> **Job**
Beginning with the line that holds "Read out every word on this page." and ending with the last line below, repeat each line exactly, leaving any pictures out.

> **Exercise inputs**
========================================================================
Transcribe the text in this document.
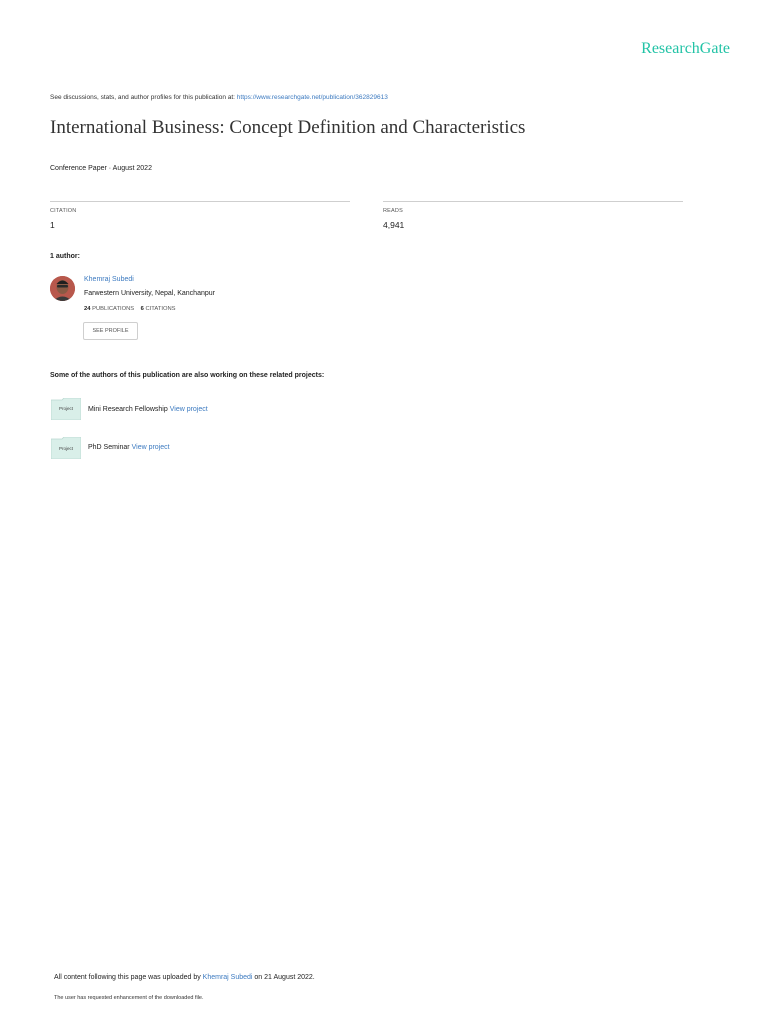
ResearchGate
See discussions, stats, and author profiles for this publication at: https://www.researchgate.net/publication/362829613
International Business: Concept Definition and Characteristics
Conference Paper · August 2022
CITATION
1
READS
4,941
1 author:
Khemraj Subedi
Farwestern University, Nepal, Kanchanpur
24 PUBLICATIONS 6 CITATIONS
SEE PROFILE
Some of the authors of this publication are also working on these related projects:
Project	Mini Research Fellowship View project
Project	PhD Seminar View project
All content following this page was uploaded by Khemraj Subedi on 21 August 2022.
The user has requested enhancement of the downloaded file.
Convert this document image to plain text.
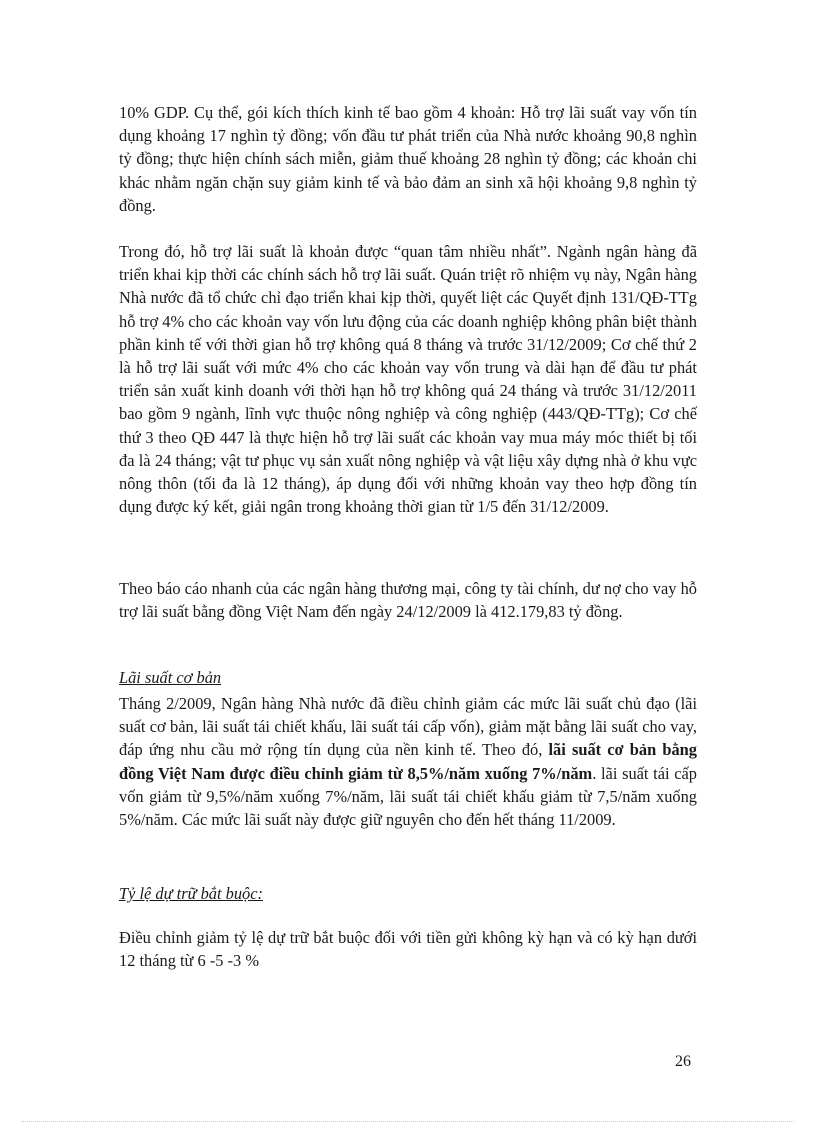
10% GDP. Cụ thể, gói kích thích kinh tế bao gồm 4 khoản: Hỗ trợ lãi suất vay vốn tín dụng khoảng 17 nghìn tỷ đồng; vốn đầu tư phát triển của Nhà nước khoảng 90,8 nghìn tỷ đồng; thực hiện chính sách miễn, giảm thuế khoảng 28 nghìn tỷ đồng; các khoản chi khác nhằm ngăn chặn suy giảm kinh tế và bảo đảm an sinh xã hội khoảng 9,8 nghìn tỷ đồng.

Trong đó, hỗ trợ lãi suất là khoản được “quan tâm nhiều nhất”. Ngành ngân hàng đã triển khai kịp thời các chính sách hỗ trợ lãi suất. Quán triệt rõ nhiệm vụ này, Ngân hàng Nhà nước đã tổ chức chỉ đạo triển khai kịp thời, quyết liệt các Quyết định 131/QĐ-TTg hỗ trợ 4% cho các khoản vay vốn lưu động của các doanh nghiệp không phân biệt thành phần kinh tế với thời gian hỗ trợ không quá 8 tháng và trước 31/12/2009; Cơ chế thứ 2 là hỗ trợ lãi suất với mức 4% cho các khoản vay vốn trung và dài hạn để đầu tư phát triển sản xuất kinh doanh với thời hạn hỗ trợ không quá 24 tháng và trước 31/12/2011 bao gồm 9 ngành, lĩnh vực thuộc nông nghiệp và công nghiệp (443/QĐ-TTg); Cơ chế thứ 3 theo QĐ 447 là thực hiện hỗ trợ lãi suất các khoản vay mua máy móc thiết bị tối đa là 24 tháng; vật tư phục vụ sản xuất nông nghiệp và vật liệu xây dựng nhà ở khu vực nông thôn (tối đa là 12 tháng), áp dụng đối với những khoản vay theo hợp đồng tín dụng được ký kết, giải ngân trong khoảng thời gian từ 1/5 đến 31/12/2009.

Theo báo cáo nhanh của các ngân hàng thương mại, công ty tài chính, dư nợ cho vay hỗ trợ lãi suất bằng đồng Việt Nam đến ngày 24/12/2009 là 412.179,83 tỷ đồng.

Lãi suất cơ bản

Tháng 2/2009, Ngân hàng Nhà nước đã điều chỉnh giảm các mức lãi suất chủ đạo (lãi suất cơ bản, lãi suất tái chiết khấu, lãi suất tái cấp vốn), giảm mặt bằng lãi suất cho vay, đáp ứng nhu cầu mở rộng tín dụng của nền kinh tế. Theo đó, lãi suất cơ bản bằng đồng Việt Nam được điều chỉnh giảm từ 8,5%/năm xuống 7%/năm. lãi suất tái cấp vốn giảm từ 9,5%/năm xuống 7%/năm, lãi suất tái chiết khấu giảm từ 7,5/năm xuống 5%/năm. Các mức lãi suất này được giữ nguyên cho đến hết tháng 11/2009.

Tỷ lệ dự trữ bắt buộc:

Điều chỉnh giảm tỷ lệ dự trữ bắt buộc đối với tiền gửi không kỳ hạn và có kỳ hạn dưới 12 tháng từ 6 -5 -3 %

26
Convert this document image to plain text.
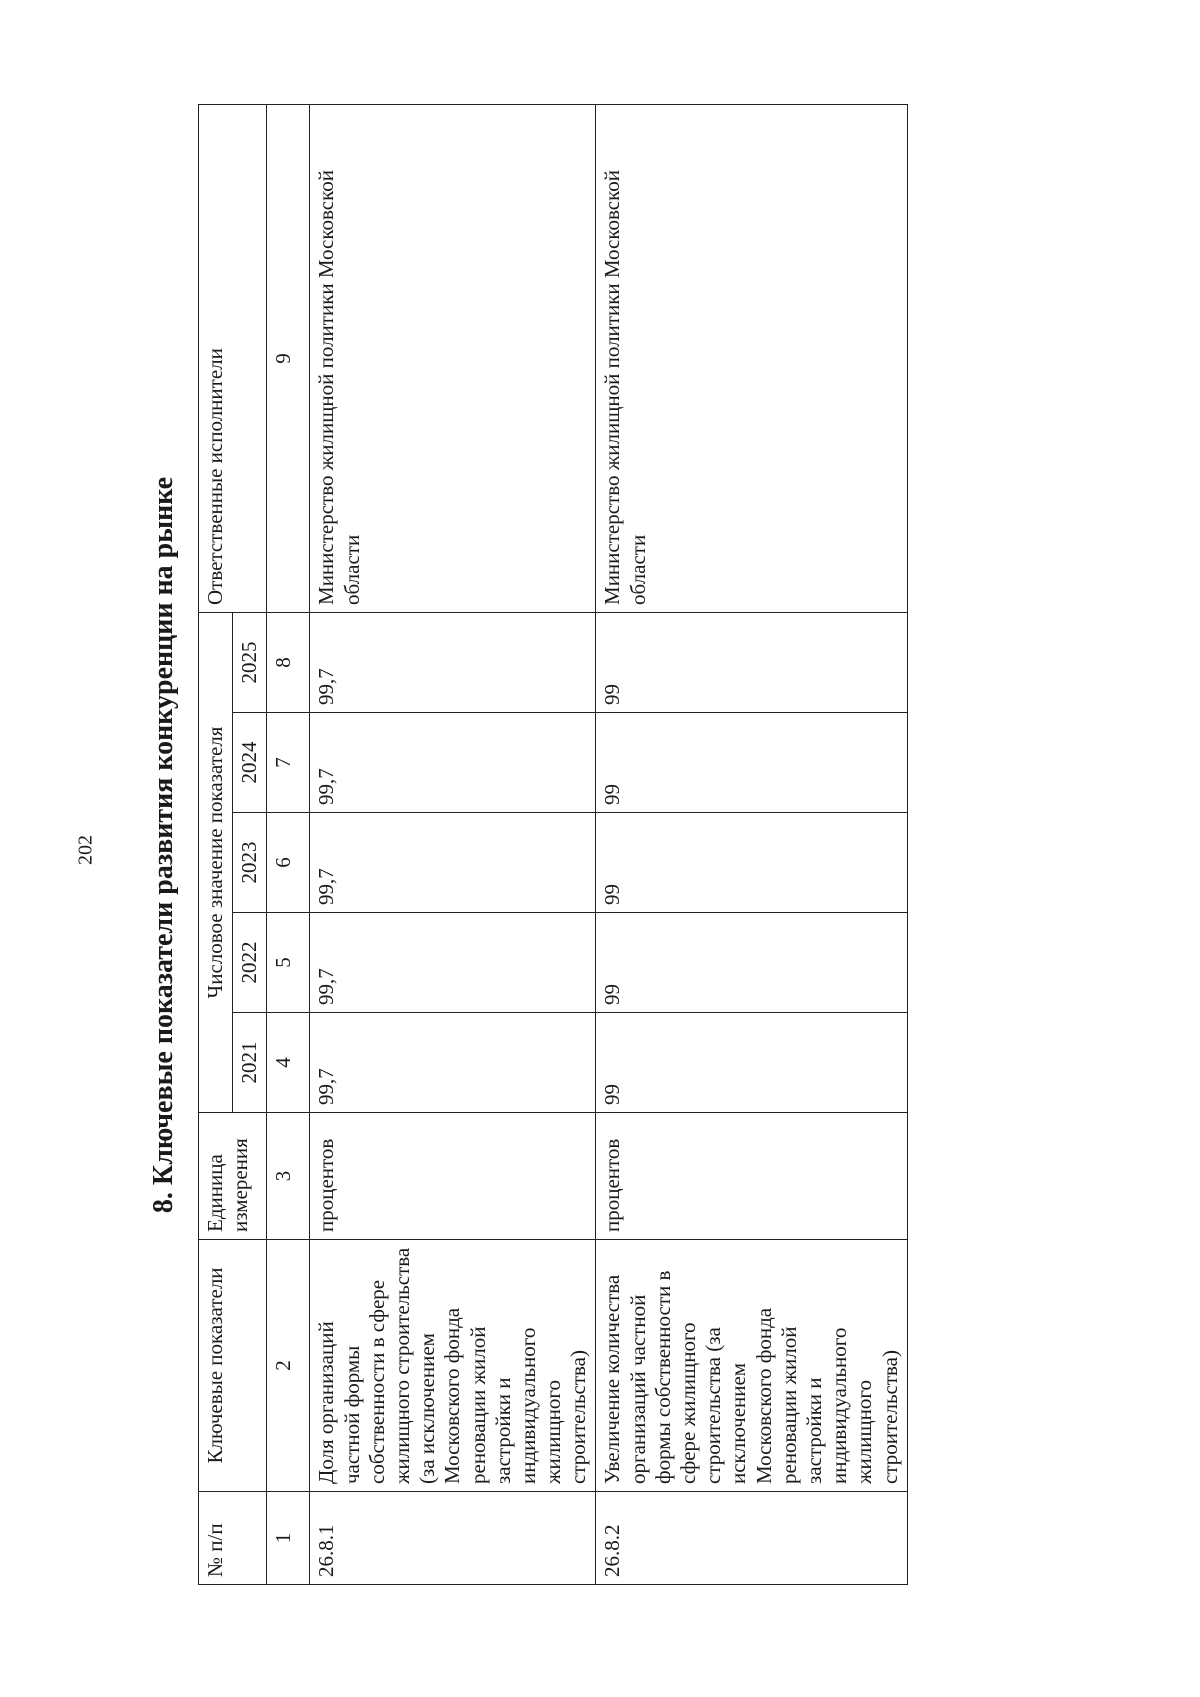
202 8. Ключевые показатели развития конкуренции на рынке
№ п/п	Ключевые показатели	Единица измерения	Числовое значение показателя					Ответственные исполнители
			2021	2022	2023	2024	2025	
1	2	3	4	5	6	7	8	9
26.8.1	Доля организаций частной формы собственности в сфере жилищного строительства (за исключением Московского фонда реновации жилой застройки и индивидуального жилищного строительства)	процентов	99,7	99,7	99,7	99,7	99,7	Министерство жилищной политики Московской области
26.8.2	Увеличение количества организаций частной формы собственности в сфере жилищного строительства (за исключением Московского фонда реновации жилой застройки и индивидуального жилищного строительства)	процентов	99	99	99	99	99	Министерство жилищной политики Московской области
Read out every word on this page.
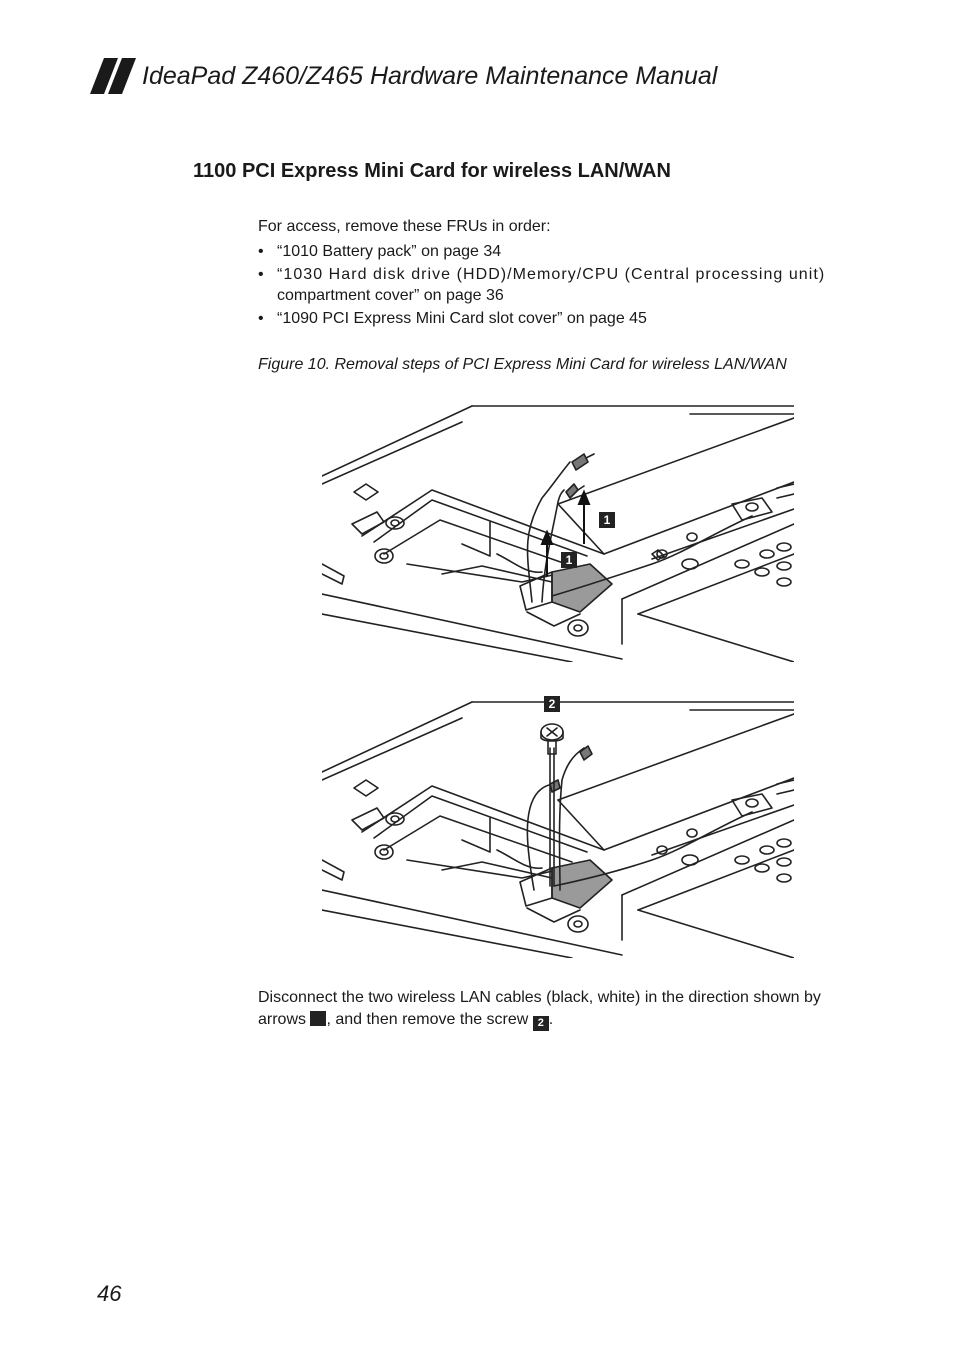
IdeaPad Z460/Z465 Hardware Maintenance Manual
1100 PCI Express Mini Card for wireless LAN/WAN
For access, remove these FRUs in order:
• “1010 Battery pack” on page 34
• “1030 Hard disk drive (HDD)/Memory/CPU (Central processing unit)
compartment cover” on page 36
• “1090 PCI Express Mini Card slot cover” on page 45
Figure 10. Removal steps of PCI Express Mini Card for wireless LAN/WAN
1
1
2
Disconnect the two wireless LAN cables (black, white) in the direction shown by arrows , and then remove the screw 2 .
46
========================================================================
> **Written reply**
Read out every word on this page.
IdeaPad Z460/Z465 Hardware Maintenance Manual
1100 PCI Express Mini Card for wireless LAN/WAN
For access, remove these FRUs in order:
• “1010 Battery pack” on page 34
• “1030 Hard disk drive (HDD)/Memory/CPU (Central processing unit)
compartment cover” on page 36
• “1090 PCI Express Mini Card slot cover” on page 45
Figure 10. Removal steps of PCI Express Mini Card for wireless LAN/WAN
1
1
2
Disconnect the two wireless LAN cables (black, white) in the direction shown by arrows , and then remove the screw 2 .
46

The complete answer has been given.